Output the material word for word. Leave each picture out.
•••
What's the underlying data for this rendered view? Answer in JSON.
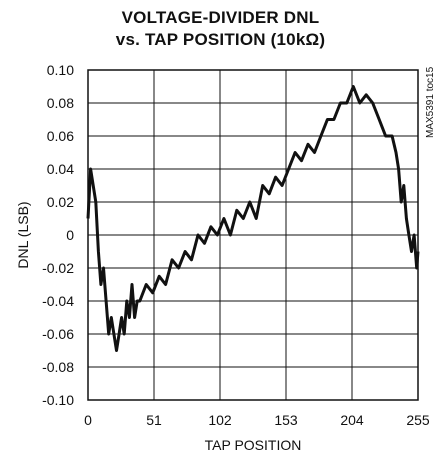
{
  "chart_data": {
    "type": "line",
    "title": [
      "VOLTAGE-DIVIDER DNL",
      "vs. TAP POSITION (10kΩ)"
    ],
    "xlabel": "TAP POSITION",
    "ylabel": "DNL (LSB)",
    "xlim": [
      0,
      255
    ],
    "ylim": [
      -0.1,
      0.1
    ],
    "grid": true,
    "x_ticks": [
      0,
      51,
      102,
      153,
      204,
      255
    ],
    "x_tick_labels": [
      "0",
      "51",
      "102",
      "153",
      "204",
      "255"
    ],
    "y_ticks": [
      0.1,
      0.08,
      0.06,
      0.04,
      0.02,
      0,
      -0.02,
      -0.04,
      -0.06,
      -0.08,
      -0.1
    ],
    "y_tick_labels": [
      "0.10",
      "0.08",
      "0.06",
      "0.04",
      "0.02",
      "0",
      "-0.02",
      "-0.04",
      "-0.06",
      "-0.08",
      "-0.10"
    ],
    "annotation": "MAX5391 toc15",
    "line_color": "#111111",
    "series": [
      {
        "x": [
          0,
          2,
          4,
          6,
          8,
          10,
          12,
          14,
          16,
          18,
          20,
          22,
          24,
          26,
          28,
          30,
          32,
          34,
          36,
          38,
          40,
          45,
          50,
          55,
          60,
          65,
          70,
          75,
          80,
          85,
          90,
          95,
          100,
          105,
          110,
          115,
          120,
          125,
          130,
          135,
          140,
          145,
          150,
          155,
          160,
          165,
          170,
          175,
          180,
          185,
          190,
          195,
          200,
          205,
          210,
          215,
          220,
          225,
          230,
          235,
          238,
          240,
          242,
          244,
          246,
          248,
          250,
          252,
          254,
          255
        ],
        "y": [
          0.01,
          0.04,
          0.03,
          0.02,
          -0.01,
          -0.03,
          -0.02,
          -0.04,
          -0.06,
          -0.05,
          -0.06,
          -0.07,
          -0.06,
          -0.05,
          -0.06,
          -0.04,
          -0.05,
          -0.03,
          -0.05,
          -0.04,
          -0.04,
          -0.03,
          -0.035,
          -0.025,
          -0.03,
          -0.015,
          -0.02,
          -0.01,
          -0.015,
          0.0,
          -0.005,
          0.005,
          0.0,
          0.01,
          0.0,
          0.015,
          0.01,
          0.02,
          0.01,
          0.03,
          0.025,
          0.035,
          0.03,
          0.04,
          0.05,
          0.045,
          0.055,
          0.05,
          0.06,
          0.07,
          0.07,
          0.08,
          0.08,
          0.09,
          0.08,
          0.085,
          0.08,
          0.07,
          0.06,
          0.06,
          0.05,
          0.04,
          0.02,
          0.03,
          0.01,
          0.0,
          -0.01,
          0.0,
          -0.02,
          -0.01
        ]
      }
    ]
  }
}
•••
Answer in full >>
What's the underlying data for this rendered view? Answer in JSON.
{
  "chart_data": {
    "type": "line",
    "title": [
      "VOLTAGE-DIVIDER DNL",
      "vs. TAP POSITION (10kΩ)"
    ],
    "xlabel": "TAP POSITION",
    "ylabel": "DNL (LSB)",
    "xlim": [
      0,
      255
    ],
    "ylim": [
      -0.1,
      0.1
    ],
    "grid": true,
    "x_ticks": [
      0,
      51,
      102,
      153,
      204,
      255
    ],
    "x_tick_labels": [
      "0",
      "51",
      "102",
      "153",
      "204",
      "255"
    ],
    "y_ticks": [
      0.1,
      0.08,
      0.06,
      0.04,
      0.02,
      0,
      -0.02,
      -0.04,
      -0.06,
      -0.08,
      -0.1
    ],
    "y_tick_labels": [
      "0.10",
      "0.08",
      "0.06",
      "0.04",
      "0.02",
      "0",
      "-0.02",
      "-0.04",
      "-0.06",
      "-0.08",
      "-0.10"
    ],
    "annotation": "MAX5391 toc15",
    "line_color": "#111111",
    "series": [
      {
        "x": [
          0,
          2,
          4,
          6,
          8,
          10,
          12,
          14,
          16,
          18,
          20,
          22,
          24,
          26,
          28,
          30,
          32,
          34,
          36,
          38,
          40,
          45,
          50,
          55,
          60,
          65,
          70,
          75,
          80,
          85,
          90,
          95,
          100,
          105,
          110,
          115,
          120,
          125,
          130,
          135,
          140,
          145,
          150,
          155,
          160,
          165,
          170,
          175,
          180,
          185,
          190,
          195,
          200,
          205,
          210,
          215,
          220,
          225,
          230,
          235,
          238,
          240,
          242,
          244,
          246,
          248,
          250,
          252,
          254,
          255
        ],
        "y": [
          0.01,
          0.04,
          0.03,
          0.02,
          -0.01,
          -0.03,
          -0.02,
          -0.04,
          -0.06,
          -0.05,
          -0.06,
          -0.07,
          -0.06,
          -0.05,
          -0.06,
          -0.04,
          -0.05,
          -0.03,
          -0.05,
          -0.04,
          -0.04,
          -0.03,
          -0.035,
          -0.025,
          -0.03,
          -0.015,
          -0.02,
          -0.01,
          -0.015,
          0.0,
          -0.005,
          0.005,
          0.0,
          0.01,
          0.0,
          0.015,
          0.01,
          0.02,
          0.01,
          0.03,
          0.025,
          0.035,
          0.03,
          0.04,
          0.05,
          0.045,
          0.055,
          0.05,
          0.06,
          0.07,
          0.07,
          0.08,
          0.08,
          0.09,
          0.08,
          0.085,
          0.08,
          0.07,
          0.06,
          0.06,
          0.05,
          0.04,
          0.02,
          0.03,
          0.01,
          0.0,
          -0.01,
          0.0,
          -0.02,
          -0.01
        ]
      }
    ]
  }
}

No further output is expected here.